— start DATA SHOWN —
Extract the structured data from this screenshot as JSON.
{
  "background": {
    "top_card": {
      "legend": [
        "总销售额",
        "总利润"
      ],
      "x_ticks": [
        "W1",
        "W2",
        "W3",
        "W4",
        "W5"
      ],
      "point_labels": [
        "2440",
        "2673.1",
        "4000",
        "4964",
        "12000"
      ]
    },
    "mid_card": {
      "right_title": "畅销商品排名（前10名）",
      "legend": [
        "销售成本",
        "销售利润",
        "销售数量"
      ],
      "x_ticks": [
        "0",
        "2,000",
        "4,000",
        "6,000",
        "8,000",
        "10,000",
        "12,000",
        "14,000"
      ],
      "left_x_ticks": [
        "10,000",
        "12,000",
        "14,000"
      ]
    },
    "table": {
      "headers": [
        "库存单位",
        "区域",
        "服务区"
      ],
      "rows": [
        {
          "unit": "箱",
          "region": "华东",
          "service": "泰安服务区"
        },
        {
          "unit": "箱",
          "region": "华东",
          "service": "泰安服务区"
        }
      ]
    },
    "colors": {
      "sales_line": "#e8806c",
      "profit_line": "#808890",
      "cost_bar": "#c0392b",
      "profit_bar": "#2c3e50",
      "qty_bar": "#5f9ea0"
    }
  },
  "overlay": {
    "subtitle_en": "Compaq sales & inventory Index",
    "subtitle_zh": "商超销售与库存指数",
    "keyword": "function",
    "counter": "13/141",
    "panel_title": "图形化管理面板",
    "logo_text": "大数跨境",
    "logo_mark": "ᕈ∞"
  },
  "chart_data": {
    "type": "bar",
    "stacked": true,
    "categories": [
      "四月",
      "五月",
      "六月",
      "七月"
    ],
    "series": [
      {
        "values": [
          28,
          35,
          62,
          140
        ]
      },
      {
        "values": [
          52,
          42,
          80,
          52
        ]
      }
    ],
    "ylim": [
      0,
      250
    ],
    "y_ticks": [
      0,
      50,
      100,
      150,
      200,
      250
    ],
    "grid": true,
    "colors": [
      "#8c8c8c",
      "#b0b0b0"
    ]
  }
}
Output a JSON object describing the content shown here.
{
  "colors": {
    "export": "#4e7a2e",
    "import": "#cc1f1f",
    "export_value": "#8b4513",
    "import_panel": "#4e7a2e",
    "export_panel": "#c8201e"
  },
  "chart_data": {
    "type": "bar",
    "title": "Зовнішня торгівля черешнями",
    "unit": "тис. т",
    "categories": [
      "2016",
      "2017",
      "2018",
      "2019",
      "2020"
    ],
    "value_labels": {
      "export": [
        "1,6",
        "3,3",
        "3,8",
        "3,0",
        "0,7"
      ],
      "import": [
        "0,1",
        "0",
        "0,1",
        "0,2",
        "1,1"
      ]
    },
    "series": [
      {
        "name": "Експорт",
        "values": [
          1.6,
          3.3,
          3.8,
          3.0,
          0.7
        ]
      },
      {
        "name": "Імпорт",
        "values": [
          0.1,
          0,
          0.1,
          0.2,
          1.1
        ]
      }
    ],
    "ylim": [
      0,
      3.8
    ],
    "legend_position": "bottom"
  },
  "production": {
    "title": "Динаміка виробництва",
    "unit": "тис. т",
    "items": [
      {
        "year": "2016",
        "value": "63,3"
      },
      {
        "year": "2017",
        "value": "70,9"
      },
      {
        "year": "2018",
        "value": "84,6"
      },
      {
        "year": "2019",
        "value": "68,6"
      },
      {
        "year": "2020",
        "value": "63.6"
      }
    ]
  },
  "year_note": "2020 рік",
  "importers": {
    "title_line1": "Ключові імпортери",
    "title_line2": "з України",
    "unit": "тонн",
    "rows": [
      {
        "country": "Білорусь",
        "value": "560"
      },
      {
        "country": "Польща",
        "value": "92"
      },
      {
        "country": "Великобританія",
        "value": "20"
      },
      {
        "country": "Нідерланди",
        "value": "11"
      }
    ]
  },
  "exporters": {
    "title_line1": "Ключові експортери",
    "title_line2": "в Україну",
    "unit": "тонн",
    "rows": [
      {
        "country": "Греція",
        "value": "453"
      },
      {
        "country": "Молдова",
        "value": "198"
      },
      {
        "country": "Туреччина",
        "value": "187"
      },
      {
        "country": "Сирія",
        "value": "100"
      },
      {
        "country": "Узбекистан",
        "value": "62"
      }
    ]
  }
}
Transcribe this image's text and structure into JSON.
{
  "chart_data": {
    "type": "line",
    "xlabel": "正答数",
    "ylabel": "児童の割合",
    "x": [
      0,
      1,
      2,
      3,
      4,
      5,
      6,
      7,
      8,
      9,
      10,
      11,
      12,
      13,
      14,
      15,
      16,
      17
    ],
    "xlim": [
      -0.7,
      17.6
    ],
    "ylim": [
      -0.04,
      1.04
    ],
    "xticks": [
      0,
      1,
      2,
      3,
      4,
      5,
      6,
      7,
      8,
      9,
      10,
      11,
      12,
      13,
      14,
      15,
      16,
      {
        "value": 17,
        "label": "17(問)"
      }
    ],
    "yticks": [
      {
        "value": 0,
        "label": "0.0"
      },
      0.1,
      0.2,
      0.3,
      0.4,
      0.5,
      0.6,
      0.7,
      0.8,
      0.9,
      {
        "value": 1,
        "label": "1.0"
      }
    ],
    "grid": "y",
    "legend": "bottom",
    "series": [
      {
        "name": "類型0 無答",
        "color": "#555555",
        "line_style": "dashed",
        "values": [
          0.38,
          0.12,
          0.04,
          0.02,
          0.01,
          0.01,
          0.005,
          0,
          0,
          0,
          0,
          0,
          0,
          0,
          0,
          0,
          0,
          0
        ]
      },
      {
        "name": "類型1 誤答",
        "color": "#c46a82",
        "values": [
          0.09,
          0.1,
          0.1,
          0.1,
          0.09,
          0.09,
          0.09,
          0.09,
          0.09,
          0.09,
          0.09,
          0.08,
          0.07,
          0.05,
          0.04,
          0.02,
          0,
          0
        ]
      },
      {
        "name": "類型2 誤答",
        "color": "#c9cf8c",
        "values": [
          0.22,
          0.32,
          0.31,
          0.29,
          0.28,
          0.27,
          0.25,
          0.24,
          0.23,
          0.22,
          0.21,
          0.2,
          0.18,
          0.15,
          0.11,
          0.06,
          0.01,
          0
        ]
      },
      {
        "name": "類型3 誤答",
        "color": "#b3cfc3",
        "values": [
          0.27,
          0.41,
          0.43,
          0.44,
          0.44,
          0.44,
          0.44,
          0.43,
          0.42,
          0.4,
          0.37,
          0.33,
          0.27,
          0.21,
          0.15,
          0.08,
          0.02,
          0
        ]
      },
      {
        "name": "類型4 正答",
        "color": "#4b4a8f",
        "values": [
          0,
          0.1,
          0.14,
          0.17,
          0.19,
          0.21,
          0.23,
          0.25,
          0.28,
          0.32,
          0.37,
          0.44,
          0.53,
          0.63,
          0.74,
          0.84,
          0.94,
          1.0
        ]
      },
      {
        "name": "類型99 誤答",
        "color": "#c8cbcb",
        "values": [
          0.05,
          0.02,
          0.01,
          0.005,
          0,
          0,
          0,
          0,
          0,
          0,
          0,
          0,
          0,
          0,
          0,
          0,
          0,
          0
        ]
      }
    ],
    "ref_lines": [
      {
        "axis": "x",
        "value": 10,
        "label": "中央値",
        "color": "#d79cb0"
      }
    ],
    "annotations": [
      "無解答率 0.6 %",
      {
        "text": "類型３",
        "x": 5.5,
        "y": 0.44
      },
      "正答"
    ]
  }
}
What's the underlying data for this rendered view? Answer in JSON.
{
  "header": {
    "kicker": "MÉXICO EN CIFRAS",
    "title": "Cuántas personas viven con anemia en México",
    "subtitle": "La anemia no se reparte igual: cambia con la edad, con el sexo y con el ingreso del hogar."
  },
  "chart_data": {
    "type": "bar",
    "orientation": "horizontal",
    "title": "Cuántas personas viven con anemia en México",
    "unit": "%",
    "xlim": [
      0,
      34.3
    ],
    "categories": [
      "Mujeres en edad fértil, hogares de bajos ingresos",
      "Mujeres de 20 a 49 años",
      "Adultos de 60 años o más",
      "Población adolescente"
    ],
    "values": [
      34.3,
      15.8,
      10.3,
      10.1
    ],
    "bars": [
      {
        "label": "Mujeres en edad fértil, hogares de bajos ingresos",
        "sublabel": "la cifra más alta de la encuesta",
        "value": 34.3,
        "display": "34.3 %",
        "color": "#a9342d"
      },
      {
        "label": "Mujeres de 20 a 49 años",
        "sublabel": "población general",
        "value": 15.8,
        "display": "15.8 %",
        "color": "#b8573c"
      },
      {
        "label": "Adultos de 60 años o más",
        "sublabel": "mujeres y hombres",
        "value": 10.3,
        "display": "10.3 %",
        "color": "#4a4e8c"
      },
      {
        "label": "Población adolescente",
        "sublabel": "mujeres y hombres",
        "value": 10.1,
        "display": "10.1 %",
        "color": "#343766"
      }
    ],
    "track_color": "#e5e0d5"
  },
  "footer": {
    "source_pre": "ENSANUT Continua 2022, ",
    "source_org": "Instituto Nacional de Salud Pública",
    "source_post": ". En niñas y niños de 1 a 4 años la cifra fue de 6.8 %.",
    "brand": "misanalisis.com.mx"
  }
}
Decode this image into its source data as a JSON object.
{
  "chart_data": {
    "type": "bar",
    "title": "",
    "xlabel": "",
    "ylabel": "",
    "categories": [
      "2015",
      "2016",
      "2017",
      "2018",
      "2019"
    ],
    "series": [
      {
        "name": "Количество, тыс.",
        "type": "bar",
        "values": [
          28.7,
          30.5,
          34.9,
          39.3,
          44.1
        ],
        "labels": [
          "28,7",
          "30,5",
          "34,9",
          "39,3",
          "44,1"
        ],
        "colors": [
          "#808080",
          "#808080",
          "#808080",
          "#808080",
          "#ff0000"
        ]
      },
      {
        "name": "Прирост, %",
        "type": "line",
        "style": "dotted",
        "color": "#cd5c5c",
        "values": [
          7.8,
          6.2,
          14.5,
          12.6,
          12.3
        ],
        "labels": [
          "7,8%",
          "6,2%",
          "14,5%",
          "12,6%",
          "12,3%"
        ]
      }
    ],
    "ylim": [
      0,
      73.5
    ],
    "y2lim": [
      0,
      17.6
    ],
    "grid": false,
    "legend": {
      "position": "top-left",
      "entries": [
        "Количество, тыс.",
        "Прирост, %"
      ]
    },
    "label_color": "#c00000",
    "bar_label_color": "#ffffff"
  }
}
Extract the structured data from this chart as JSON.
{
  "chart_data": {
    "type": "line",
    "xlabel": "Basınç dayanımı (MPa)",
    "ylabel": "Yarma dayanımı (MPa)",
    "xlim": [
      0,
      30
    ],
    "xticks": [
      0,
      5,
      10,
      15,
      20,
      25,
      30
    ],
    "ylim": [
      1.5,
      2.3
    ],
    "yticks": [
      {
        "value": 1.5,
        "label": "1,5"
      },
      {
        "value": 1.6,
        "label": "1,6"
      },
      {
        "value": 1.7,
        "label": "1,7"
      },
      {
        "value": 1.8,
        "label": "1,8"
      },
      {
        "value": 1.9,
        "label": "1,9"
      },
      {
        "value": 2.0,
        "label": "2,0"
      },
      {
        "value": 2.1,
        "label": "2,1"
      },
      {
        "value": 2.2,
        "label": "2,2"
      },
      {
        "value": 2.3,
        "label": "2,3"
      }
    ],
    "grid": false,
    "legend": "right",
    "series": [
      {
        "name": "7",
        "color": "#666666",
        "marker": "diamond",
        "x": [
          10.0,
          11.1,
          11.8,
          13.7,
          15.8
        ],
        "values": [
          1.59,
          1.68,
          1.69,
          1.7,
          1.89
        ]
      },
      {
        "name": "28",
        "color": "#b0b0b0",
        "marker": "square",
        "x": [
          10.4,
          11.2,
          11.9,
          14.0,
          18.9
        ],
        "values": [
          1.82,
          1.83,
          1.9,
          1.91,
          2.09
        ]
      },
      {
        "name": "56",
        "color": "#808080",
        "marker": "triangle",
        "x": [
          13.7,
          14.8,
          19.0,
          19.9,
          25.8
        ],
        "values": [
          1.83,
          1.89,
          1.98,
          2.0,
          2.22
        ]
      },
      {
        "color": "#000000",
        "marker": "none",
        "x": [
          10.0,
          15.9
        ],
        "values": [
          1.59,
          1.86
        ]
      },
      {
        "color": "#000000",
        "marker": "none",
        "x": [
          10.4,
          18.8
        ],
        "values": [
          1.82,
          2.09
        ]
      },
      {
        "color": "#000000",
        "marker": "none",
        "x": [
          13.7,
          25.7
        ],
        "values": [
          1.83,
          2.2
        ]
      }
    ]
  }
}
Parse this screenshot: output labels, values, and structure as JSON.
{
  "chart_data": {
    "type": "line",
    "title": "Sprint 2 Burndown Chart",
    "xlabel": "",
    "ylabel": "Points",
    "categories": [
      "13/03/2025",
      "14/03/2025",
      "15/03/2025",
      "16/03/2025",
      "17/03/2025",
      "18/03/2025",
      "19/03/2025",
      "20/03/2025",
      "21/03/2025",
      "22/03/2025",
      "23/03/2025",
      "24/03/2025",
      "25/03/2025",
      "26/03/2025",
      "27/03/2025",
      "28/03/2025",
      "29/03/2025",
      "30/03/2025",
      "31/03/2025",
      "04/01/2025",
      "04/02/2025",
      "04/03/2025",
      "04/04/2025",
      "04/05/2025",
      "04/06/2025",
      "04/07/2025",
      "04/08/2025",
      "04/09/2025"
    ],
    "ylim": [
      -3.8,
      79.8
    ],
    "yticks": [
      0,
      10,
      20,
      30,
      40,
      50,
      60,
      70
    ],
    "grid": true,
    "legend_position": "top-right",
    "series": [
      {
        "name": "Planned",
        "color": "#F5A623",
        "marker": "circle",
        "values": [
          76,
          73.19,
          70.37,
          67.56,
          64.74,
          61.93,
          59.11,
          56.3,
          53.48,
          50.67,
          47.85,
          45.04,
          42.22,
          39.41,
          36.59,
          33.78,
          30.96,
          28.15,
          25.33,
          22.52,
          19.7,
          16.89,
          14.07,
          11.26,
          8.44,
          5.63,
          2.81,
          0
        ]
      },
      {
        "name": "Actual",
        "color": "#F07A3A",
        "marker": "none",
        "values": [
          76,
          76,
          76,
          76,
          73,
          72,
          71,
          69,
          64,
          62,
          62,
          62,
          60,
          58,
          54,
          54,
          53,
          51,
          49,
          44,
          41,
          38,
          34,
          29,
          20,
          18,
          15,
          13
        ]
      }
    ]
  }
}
— end DATA SHOWN —
● **EXERCISE TASK**
State how many lines of the records above contain the word "image", and give only that number.

● **SOLUTION TO THIS TASK**
2